# Data section
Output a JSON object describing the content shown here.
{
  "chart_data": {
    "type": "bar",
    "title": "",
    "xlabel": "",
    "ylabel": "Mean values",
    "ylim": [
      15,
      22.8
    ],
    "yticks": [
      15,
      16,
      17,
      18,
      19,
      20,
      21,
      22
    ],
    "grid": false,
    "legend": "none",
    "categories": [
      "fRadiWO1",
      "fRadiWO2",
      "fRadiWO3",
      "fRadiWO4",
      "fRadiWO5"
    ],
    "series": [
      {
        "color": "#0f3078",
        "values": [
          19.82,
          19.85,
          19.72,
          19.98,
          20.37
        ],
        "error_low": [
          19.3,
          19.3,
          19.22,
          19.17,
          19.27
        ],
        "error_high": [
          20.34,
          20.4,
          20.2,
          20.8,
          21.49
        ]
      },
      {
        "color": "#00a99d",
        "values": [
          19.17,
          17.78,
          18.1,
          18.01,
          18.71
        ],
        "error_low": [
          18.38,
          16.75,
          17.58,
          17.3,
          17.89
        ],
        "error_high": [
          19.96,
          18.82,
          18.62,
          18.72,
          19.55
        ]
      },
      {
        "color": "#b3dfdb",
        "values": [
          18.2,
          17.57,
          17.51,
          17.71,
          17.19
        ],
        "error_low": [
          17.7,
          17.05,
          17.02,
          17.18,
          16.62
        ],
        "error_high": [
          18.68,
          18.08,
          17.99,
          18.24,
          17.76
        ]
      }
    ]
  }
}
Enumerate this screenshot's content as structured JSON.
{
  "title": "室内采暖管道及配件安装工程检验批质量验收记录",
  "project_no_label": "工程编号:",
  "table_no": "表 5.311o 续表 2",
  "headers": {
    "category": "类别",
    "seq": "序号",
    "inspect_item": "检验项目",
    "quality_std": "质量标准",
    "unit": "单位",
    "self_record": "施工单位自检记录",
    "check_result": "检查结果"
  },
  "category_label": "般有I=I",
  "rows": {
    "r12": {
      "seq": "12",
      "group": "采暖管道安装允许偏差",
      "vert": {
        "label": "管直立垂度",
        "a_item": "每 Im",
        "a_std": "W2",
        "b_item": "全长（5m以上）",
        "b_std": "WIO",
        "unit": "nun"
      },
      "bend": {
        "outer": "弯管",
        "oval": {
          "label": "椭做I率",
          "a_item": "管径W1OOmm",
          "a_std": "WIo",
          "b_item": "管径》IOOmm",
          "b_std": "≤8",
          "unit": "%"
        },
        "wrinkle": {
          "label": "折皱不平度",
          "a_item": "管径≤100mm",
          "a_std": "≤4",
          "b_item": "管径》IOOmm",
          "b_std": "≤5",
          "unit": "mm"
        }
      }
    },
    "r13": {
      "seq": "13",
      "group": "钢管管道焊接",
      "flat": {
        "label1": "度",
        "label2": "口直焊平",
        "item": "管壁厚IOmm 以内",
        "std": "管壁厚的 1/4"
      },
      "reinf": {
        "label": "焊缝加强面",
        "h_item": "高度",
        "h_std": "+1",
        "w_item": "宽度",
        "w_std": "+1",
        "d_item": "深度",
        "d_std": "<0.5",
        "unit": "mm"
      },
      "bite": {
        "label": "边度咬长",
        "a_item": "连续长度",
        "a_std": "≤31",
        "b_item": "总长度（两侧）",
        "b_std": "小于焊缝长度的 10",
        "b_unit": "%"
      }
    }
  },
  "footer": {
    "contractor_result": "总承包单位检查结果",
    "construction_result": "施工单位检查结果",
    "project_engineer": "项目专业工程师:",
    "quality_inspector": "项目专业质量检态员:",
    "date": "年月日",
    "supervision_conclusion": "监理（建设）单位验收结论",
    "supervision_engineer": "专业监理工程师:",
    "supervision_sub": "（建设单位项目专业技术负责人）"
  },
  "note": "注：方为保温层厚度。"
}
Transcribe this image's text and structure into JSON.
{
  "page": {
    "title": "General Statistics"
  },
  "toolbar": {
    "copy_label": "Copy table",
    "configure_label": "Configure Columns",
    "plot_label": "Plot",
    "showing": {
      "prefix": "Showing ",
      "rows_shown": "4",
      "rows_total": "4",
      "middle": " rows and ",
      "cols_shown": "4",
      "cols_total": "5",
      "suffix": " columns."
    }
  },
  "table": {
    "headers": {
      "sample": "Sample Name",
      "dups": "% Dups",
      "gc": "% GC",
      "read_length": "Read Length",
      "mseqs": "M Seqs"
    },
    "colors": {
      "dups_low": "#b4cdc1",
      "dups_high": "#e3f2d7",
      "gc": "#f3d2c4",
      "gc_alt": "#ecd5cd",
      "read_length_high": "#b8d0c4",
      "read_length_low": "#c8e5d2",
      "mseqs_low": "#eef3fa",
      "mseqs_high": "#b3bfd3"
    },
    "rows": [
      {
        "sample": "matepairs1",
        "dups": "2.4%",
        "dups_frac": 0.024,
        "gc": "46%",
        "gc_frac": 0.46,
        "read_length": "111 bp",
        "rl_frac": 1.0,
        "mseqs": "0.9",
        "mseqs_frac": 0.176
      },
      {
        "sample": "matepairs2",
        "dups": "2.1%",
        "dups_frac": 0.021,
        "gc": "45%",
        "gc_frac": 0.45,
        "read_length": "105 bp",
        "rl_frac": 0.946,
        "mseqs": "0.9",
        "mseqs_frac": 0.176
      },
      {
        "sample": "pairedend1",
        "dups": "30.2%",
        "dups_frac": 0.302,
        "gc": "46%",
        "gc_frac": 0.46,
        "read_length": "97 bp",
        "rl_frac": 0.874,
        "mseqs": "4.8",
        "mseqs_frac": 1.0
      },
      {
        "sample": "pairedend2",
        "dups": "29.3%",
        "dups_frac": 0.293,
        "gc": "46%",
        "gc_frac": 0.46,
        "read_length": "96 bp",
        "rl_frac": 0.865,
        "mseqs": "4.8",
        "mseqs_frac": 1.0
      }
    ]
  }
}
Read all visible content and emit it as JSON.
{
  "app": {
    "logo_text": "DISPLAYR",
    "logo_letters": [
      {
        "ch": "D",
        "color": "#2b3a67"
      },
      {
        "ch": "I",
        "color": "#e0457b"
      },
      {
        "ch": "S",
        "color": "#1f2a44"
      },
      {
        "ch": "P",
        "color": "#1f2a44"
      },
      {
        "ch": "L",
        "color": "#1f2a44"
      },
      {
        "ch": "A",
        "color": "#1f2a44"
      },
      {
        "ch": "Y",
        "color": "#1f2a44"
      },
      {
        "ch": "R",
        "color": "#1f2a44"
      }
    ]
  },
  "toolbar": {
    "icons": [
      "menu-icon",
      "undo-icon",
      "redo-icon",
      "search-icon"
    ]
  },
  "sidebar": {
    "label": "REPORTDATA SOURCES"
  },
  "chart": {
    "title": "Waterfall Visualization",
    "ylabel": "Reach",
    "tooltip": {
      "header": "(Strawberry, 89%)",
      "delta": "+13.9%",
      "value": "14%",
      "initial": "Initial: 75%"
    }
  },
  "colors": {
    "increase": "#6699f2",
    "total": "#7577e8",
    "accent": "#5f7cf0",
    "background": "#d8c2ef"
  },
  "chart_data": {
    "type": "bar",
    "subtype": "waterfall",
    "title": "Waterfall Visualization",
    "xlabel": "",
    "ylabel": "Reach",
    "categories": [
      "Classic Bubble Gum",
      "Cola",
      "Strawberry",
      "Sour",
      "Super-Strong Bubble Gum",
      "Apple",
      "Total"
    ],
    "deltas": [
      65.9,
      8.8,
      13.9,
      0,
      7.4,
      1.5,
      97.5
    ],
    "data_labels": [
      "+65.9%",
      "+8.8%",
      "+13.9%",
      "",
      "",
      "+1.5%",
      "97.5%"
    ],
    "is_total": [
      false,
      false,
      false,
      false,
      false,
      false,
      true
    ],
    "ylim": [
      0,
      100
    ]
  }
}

# Task directions
Extract all of the data above without altering anything.

# Exercise solution
Output a JSON object describing the content shown here.
{
  "chart_data": {
    "type": "bar",
    "title": "",
    "xlabel": "",
    "ylabel": "Mean values",
    "ylim": [
      15,
      22.8
    ],
    "yticks": [
      15,
      16,
      17,
      18,
      19,
      20,
      21,
      22
    ],
    "grid": false,
    "legend": "none",
    "categories": [
      "fRadiWO1",
      "fRadiWO2",
      "fRadiWO3",
      "fRadiWO4",
      "fRadiWO5"
    ],
    "series": [
      {
        "color": "#0f3078",
        "values": [
          19.82,
          19.85,
          19.72,
          19.98,
          20.37
        ],
        "error_low": [
          19.3,
          19.3,
          19.22,
          19.17,
          19.27
        ],
        "error_high": [
          20.34,
          20.4,
          20.2,
          20.8,
          21.49
        ]
      },
      {
        "color": "#00a99d",
        "values": [
          19.17,
          17.78,
          18.1,
          18.01,
          18.71
        ],
        "error_low": [
          18.38,
          16.75,
          17.58,
          17.3,
          17.89
        ],
        "error_high": [
          19.96,
          18.82,
          18.62,
          18.72,
          19.55
        ]
      },
      {
        "color": "#b3dfdb",
        "values": [
          18.2,
          17.57,
          17.51,
          17.71,
          17.19
        ],
        "error_low": [
          17.7,
          17.05,
          17.02,
          17.18,
          16.62
        ],
        "error_high": [
          18.68,
          18.08,
          17.99,
          18.24,
          17.76
        ]
      }
    ]
  }
}
Enumerate this screenshot's content as structured JSON.
{
  "title": "室内采暖管道及配件安装工程检验批质量验收记录",
  "project_no_label": "工程编号:",
  "table_no": "表 5.311o 续表 2",
  "headers": {
    "category": "类别",
    "seq": "序号",
    "inspect_item": "检验项目",
    "quality_std": "质量标准",
    "unit": "单位",
    "self_record": "施工单位自检记录",
    "check_result": "检查结果"
  },
  "category_label": "般有I=I",
  "rows": {
    "r12": {
      "seq": "12",
      "group": "采暖管道安装允许偏差",
      "vert": {
        "label": "管直立垂度",
        "a_item": "每 Im",
        "a_std": "W2",
        "b_item": "全长（5m以上）",
        "b_std": "WIO",
        "unit": "nun"
      },
      "bend": {
        "outer": "弯管",
        "oval": {
          "label": "椭做I率",
          "a_item": "管径W1OOmm",
          "a_std": "WIo",
          "b_item": "管径》IOOmm",
          "b_std": "≤8",
          "unit": "%"
        },
        "wrinkle": {
          "label": "折皱不平度",
          "a_item": "管径≤100mm",
          "a_std": "≤4",
          "b_item": "管径》IOOmm",
          "b_std": "≤5",
          "unit": "mm"
        }
      }
    },
    "r13": {
      "seq": "13",
      "group": "钢管管道焊接",
      "flat": {
        "label1": "度",
        "label2": "口直焊平",
        "item": "管壁厚IOmm 以内",
        "std": "管壁厚的 1/4"
      },
      "reinf": {
        "label": "焊缝加强面",
        "h_item": "高度",
        "h_std": "+1",
        "w_item": "宽度",
        "w_std": "+1",
        "d_item": "深度",
        "d_std": "<0.5",
        "unit": "mm"
      },
      "bite": {
        "label": "边度咬长",
        "a_item": "连续长度",
        "a_std": "≤31",
        "b_item": "总长度（两侧）",
        "b_std": "小于焊缝长度的 10",
        "b_unit": "%"
      }
    }
  },
  "footer": {
    "contractor_result": "总承包单位检查结果",
    "construction_result": "施工单位检查结果",
    "project_engineer": "项目专业工程师:",
    "quality_inspector": "项目专业质量检态员:",
    "date": "年月日",
    "supervision_conclusion": "监理（建设）单位验收结论",
    "supervision_engineer": "专业监理工程师:",
    "supervision_sub": "（建设单位项目专业技术负责人）"
  },
  "note": "注：方为保温层厚度。"
}
Transcribe this image's text and structure into JSON.
{
  "page": {
    "title": "General Statistics"
  },
  "toolbar": {
    "copy_label": "Copy table",
    "configure_label": "Configure Columns",
    "plot_label": "Plot",
    "showing": {
      "prefix": "Showing ",
      "rows_shown": "4",
      "rows_total": "4",
      "middle": " rows and ",
      "cols_shown": "4",
      "cols_total": "5",
      "suffix": " columns."
    }
  },
  "table": {
    "headers": {
      "sample": "Sample Name",
      "dups": "% Dups",
      "gc": "% GC",
      "read_length": "Read Length",
      "mseqs": "M Seqs"
    },
    "colors": {
      "dups_low": "#b4cdc1",
      "dups_high": "#e3f2d7",
      "gc": "#f3d2c4",
      "gc_alt": "#ecd5cd",
      "read_length_high": "#b8d0c4",
      "read_length_low": "#c8e5d2",
      "mseqs_low": "#eef3fa",
      "mseqs_high": "#b3bfd3"
    },
    "rows": [
      {
        "sample": "matepairs1",
        "dups": "2.4%",
        "dups_frac": 0.024,
        "gc": "46%",
        "gc_frac": 0.46,
        "read_length": "111 bp",
        "rl_frac": 1.0,
        "mseqs": "0.9",
        "mseqs_frac": 0.176
      },
      {
        "sample": "matepairs2",
        "dups": "2.1%",
        "dups_frac": 0.021,
        "gc": "45%",
        "gc_frac": 0.45,
        "read_length": "105 bp",
        "rl_frac": 0.946,
        "mseqs": "0.9",
        "mseqs_frac": 0.176
      },
      {
        "sample": "pairedend1",
        "dups": "30.2%",
        "dups_frac": 0.302,
        "gc": "46%",
        "gc_frac": 0.46,
        "read_length": "97 bp",
        "rl_frac": 0.874,
        "mseqs": "4.8",
        "mseqs_frac": 1.0
      },
      {
        "sample": "pairedend2",
        "dups": "29.3%",
        "dups_frac": 0.293,
        "gc": "46%",
        "gc_frac": 0.46,
        "read_length": "96 bp",
        "rl_frac": 0.865,
        "mseqs": "4.8",
        "mseqs_frac": 1.0
      }
    ]
  }
}
Read all visible content and emit it as JSON.
{
  "app": {
    "logo_text": "DISPLAYR",
    "logo_letters": [
      {
        "ch": "D",
        "color": "#2b3a67"
      },
      {
        "ch": "I",
        "color": "#e0457b"
      },
      {
        "ch": "S",
        "color": "#1f2a44"
      },
      {
        "ch": "P",
        "color": "#1f2a44"
      },
      {
        "ch": "L",
        "color": "#1f2a44"
      },
      {
        "ch": "A",
        "color": "#1f2a44"
      },
      {
        "ch": "Y",
        "color": "#1f2a44"
      },
      {
        "ch": "R",
        "color": "#1f2a44"
      }
    ]
  },
  "toolbar": {
    "icons": [
      "menu-icon",
      "undo-icon",
      "redo-icon",
      "search-icon"
    ]
  },
  "sidebar": {
    "label": "REPORTDATA SOURCES"
  },
  "chart": {
    "title": "Waterfall Visualization",
    "ylabel": "Reach",
    "tooltip": {
      "header": "(Strawberry, 89%)",
      "delta": "+13.9%",
      "value": "14%",
      "initial": "Initial: 75%"
    }
  },
  "colors": {
    "increase": "#6699f2",
    "total": "#7577e8",
    "accent": "#5f7cf0",
    "background": "#d8c2ef"
  },
  "chart_data": {
    "type": "bar",
    "subtype": "waterfall",
    "title": "Waterfall Visualization",
    "xlabel": "",
    "ylabel": "Reach",
    "categories": [
      "Classic Bubble Gum",
      "Cola",
      "Strawberry",
      "Sour",
      "Super-Strong Bubble Gum",
      "Apple",
      "Total"
    ],
    "deltas": [
      65.9,
      8.8,
      13.9,
      0,
      7.4,
      1.5,
      97.5
    ],
    "data_labels": [
      "+65.9%",
      "+8.8%",
      "+13.9%",
      "",
      "",
      "+1.5%",
      "97.5%"
    ],
    "is_total": [
      false,
      false,
      false,
      false,
      false,
      false,
      true
    ],
    "ylim": [
      0,
      100
    ]
  }
}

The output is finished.